▶ Your task
Every entry that follows should be reproduced exactly.

[Stored entries]
□ □ □ □ □ □ □

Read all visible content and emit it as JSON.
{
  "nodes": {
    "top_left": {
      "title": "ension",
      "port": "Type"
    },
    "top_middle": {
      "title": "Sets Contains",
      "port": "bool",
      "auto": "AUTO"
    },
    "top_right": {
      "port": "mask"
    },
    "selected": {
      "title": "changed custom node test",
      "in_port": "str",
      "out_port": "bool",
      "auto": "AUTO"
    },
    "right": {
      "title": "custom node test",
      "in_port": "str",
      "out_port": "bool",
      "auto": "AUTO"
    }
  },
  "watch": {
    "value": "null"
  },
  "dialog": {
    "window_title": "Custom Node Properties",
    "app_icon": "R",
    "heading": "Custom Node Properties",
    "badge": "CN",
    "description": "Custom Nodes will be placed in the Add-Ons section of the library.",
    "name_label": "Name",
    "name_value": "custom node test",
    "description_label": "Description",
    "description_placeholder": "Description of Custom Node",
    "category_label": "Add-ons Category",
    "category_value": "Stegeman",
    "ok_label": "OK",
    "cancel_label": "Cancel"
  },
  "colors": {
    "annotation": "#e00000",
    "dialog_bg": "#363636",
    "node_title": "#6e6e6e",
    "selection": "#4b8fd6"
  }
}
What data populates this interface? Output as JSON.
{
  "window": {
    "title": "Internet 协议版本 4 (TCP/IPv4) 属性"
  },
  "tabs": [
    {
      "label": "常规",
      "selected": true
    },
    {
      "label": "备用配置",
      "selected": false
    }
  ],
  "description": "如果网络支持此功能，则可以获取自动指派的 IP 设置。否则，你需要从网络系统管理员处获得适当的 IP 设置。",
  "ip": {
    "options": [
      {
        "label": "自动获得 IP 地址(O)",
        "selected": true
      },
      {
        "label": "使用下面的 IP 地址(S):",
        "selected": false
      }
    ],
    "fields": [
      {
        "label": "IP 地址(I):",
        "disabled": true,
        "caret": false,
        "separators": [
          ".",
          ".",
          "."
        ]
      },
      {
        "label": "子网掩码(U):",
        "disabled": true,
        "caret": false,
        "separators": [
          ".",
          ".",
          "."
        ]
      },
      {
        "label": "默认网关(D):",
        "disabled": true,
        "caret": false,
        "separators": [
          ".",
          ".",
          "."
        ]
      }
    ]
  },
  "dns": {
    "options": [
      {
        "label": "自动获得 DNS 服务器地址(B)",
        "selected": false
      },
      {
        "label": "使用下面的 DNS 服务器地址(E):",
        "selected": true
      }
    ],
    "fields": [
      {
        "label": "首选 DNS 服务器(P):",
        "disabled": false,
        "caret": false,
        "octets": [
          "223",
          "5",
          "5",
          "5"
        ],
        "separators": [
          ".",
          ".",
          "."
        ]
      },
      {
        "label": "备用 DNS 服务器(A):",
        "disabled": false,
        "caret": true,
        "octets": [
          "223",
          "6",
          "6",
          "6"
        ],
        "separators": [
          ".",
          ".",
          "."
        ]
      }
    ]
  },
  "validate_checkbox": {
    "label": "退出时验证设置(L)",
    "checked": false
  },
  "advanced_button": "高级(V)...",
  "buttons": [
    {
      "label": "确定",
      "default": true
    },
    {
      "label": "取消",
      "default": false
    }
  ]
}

□ □ □ □ □ □ □

▶ Correct output
Read all visible content and emit it as JSON.
{
  "nodes": {
    "top_left": {
      "title": "ension",
      "port": "Type"
    },
    "top_middle": {
      "title": "Sets Contains",
      "port": "bool",
      "auto": "AUTO"
    },
    "top_right": {
      "port": "mask"
    },
    "selected": {
      "title": "changed custom node test",
      "in_port": "str",
      "out_port": "bool",
      "auto": "AUTO"
    },
    "right": {
      "title": "custom node test",
      "in_port": "str",
      "out_port": "bool",
      "auto": "AUTO"
    }
  },
  "watch": {
    "value": "null"
  },
  "dialog": {
    "window_title": "Custom Node Properties",
    "app_icon": "R",
    "heading": "Custom Node Properties",
    "badge": "CN",
    "description": "Custom Nodes will be placed in the Add-Ons section of the library.",
    "name_label": "Name",
    "name_value": "custom node test",
    "description_label": "Description",
    "description_placeholder": "Description of Custom Node",
    "category_label": "Add-ons Category",
    "category_value": "Stegeman",
    "ok_label": "OK",
    "cancel_label": "Cancel"
  },
  "colors": {
    "annotation": "#e00000",
    "dialog_bg": "#363636",
    "node_title": "#6e6e6e",
    "selection": "#4b8fd6"
  }
}
What data populates this interface? Output as JSON.
{
  "window": {
    "title": "Internet 协议版本 4 (TCP/IPv4) 属性"
  },
  "tabs": [
    {
      "label": "常规",
      "selected": true
    },
    {
      "label": "备用配置",
      "selected": false
    }
  ],
  "description": "如果网络支持此功能，则可以获取自动指派的 IP 设置。否则，你需要从网络系统管理员处获得适当的 IP 设置。",
  "ip": {
    "options": [
      {
        "label": "自动获得 IP 地址(O)",
        "selected": true
      },
      {
        "label": "使用下面的 IP 地址(S):",
        "selected": false
      }
    ],
    "fields": [
      {
        "label": "IP 地址(I):",
        "disabled": true,
        "caret": false,
        "separators": [
          ".",
          ".",
          "."
        ]
      },
      {
        "label": "子网掩码(U):",
        "disabled": true,
        "caret": false,
        "separators": [
          ".",
          ".",
          "."
        ]
      },
      {
        "label": "默认网关(D):",
        "disabled": true,
        "caret": false,
        "separators": [
          ".",
          ".",
          "."
        ]
      }
    ]
  },
  "dns": {
    "options": [
      {
        "label": "自动获得 DNS 服务器地址(B)",
        "selected": false
      },
      {
        "label": "使用下面的 DNS 服务器地址(E):",
        "selected": true
      }
    ],
    "fields": [
      {
        "label": "首选 DNS 服务器(P):",
        "disabled": false,
        "caret": false,
        "octets": [
          "223",
          "5",
          "5",
          "5"
        ],
        "separators": [
          ".",
          ".",
          "."
        ]
      },
      {
        "label": "备用 DNS 服务器(A):",
        "disabled": false,
        "caret": true,
        "octets": [
          "223",
          "6",
          "6",
          "6"
        ],
        "separators": [
          ".",
          ".",
          "."
        ]
      }
    ]
  },
  "validate_checkbox": {
    "label": "退出时验证设置(L)",
    "checked": false
  },
  "advanced_button": "高级(V)...",
  "buttons": [
    {
      "label": "确定",
      "default": true
    },
    {
      "label": "取消",
      "default": false
    }
  ]
}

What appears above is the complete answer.